■ Aim of the exercise
Write out precisely the lines beginning with the line that contains "OCR this image." and ending with the last line of the entries, and no other lines.

■ Listing
## start

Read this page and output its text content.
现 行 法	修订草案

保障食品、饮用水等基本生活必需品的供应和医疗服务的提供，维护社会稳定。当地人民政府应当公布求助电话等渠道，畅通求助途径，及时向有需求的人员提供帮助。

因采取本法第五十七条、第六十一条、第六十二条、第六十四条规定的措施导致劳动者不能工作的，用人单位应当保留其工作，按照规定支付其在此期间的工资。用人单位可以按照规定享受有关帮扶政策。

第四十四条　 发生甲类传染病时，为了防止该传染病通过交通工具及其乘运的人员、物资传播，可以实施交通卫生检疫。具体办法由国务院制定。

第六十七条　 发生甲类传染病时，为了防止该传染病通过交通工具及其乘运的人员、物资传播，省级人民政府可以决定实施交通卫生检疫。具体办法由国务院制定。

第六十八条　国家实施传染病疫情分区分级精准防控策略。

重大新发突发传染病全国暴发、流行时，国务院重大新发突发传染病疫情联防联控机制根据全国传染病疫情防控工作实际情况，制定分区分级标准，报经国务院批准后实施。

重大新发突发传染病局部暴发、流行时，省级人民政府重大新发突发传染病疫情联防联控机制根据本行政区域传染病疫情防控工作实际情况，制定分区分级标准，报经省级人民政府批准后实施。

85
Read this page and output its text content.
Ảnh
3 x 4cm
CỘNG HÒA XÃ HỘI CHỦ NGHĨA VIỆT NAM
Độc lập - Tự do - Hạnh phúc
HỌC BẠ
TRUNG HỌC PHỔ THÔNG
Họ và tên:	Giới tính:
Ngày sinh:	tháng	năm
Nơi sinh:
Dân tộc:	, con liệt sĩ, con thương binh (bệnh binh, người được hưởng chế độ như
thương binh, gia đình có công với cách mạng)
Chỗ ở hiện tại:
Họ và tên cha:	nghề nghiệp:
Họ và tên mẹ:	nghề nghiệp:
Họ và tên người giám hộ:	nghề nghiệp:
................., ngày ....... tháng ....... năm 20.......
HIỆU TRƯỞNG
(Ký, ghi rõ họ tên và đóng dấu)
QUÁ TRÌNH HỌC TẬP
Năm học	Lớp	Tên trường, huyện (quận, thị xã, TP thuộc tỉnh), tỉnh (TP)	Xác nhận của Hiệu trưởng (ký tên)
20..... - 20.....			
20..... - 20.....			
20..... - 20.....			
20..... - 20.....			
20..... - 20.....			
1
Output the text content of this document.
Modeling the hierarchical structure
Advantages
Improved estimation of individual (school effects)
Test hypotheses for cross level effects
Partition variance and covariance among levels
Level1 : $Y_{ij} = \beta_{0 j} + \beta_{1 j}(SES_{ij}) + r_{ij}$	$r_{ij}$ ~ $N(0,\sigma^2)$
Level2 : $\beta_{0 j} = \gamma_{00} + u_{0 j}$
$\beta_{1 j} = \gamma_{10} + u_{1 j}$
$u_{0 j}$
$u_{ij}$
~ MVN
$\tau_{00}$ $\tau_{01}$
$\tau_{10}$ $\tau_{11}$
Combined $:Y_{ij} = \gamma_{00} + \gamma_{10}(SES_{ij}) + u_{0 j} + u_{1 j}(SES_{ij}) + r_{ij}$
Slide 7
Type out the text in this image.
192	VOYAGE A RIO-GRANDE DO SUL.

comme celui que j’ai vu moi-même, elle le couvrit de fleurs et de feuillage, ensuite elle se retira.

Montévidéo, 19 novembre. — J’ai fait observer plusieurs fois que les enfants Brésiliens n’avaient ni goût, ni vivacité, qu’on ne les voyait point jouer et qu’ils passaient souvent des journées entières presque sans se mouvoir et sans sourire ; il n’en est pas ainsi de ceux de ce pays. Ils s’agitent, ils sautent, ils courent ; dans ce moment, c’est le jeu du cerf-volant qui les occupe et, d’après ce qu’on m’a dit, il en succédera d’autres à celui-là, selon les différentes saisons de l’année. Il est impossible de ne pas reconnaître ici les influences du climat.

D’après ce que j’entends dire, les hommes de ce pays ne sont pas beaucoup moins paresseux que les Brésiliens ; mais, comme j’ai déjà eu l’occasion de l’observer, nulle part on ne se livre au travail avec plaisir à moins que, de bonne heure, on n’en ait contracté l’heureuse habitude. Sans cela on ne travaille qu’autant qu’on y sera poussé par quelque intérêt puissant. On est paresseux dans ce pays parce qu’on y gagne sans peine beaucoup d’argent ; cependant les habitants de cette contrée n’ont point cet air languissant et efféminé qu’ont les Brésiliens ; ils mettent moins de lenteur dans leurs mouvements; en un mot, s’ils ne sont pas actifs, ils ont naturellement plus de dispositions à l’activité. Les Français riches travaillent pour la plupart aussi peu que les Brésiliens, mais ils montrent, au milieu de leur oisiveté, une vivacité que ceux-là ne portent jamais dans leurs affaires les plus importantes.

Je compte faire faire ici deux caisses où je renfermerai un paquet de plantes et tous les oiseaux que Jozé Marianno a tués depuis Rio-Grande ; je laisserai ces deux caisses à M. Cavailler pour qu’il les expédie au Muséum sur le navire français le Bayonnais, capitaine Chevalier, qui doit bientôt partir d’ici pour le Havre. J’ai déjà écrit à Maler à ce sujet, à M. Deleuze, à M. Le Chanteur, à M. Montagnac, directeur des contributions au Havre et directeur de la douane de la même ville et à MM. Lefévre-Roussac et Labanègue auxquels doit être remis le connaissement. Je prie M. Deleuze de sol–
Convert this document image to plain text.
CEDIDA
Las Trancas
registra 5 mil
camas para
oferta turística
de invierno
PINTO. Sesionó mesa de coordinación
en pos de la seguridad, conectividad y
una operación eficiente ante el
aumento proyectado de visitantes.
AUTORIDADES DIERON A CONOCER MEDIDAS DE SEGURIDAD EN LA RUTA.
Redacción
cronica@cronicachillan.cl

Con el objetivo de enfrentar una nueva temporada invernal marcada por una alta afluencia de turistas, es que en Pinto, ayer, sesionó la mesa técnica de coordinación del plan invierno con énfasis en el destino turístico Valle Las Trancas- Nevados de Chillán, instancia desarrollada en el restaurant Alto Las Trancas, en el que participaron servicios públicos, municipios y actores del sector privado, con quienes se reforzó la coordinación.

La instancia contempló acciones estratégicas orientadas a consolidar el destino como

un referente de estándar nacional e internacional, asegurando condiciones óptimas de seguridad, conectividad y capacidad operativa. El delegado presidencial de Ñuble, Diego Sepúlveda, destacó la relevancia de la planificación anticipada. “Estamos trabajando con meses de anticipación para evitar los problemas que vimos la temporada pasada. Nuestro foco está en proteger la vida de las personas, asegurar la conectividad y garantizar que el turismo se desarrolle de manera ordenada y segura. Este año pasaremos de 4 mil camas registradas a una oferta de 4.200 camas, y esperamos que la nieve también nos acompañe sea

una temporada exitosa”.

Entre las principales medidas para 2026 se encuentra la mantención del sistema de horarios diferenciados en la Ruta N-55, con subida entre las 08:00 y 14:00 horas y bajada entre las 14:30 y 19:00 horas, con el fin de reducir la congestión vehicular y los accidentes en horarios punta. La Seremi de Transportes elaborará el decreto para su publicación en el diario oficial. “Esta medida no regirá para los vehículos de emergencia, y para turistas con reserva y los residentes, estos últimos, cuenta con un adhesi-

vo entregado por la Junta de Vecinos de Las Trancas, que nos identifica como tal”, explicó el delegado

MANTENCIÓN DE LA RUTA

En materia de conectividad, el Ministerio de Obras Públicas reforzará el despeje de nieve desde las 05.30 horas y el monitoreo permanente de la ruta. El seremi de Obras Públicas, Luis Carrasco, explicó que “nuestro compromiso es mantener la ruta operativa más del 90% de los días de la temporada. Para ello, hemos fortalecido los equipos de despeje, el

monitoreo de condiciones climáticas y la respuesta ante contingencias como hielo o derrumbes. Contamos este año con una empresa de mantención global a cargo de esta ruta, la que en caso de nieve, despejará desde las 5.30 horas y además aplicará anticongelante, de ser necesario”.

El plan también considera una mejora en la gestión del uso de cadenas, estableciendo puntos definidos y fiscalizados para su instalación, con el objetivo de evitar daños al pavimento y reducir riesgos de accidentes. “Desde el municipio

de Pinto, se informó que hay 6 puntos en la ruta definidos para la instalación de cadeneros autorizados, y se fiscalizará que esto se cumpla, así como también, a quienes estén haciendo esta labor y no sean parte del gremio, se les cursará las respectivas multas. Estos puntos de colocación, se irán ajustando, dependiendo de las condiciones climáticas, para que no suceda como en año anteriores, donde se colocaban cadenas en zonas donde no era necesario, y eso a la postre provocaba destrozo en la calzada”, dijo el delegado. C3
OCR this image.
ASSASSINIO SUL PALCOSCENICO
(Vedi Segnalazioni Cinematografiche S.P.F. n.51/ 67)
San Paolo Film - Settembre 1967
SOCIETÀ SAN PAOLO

## end

■ Result for this exercise
OCR this image.
ASSASSINIO SUL PALCOSCENICO
(Vedi Segnalazioni Cinematografiche S.P.F. n.51/ 67)
San Paolo Film - Settembre 1967
SOCIETÀ SAN PAOLO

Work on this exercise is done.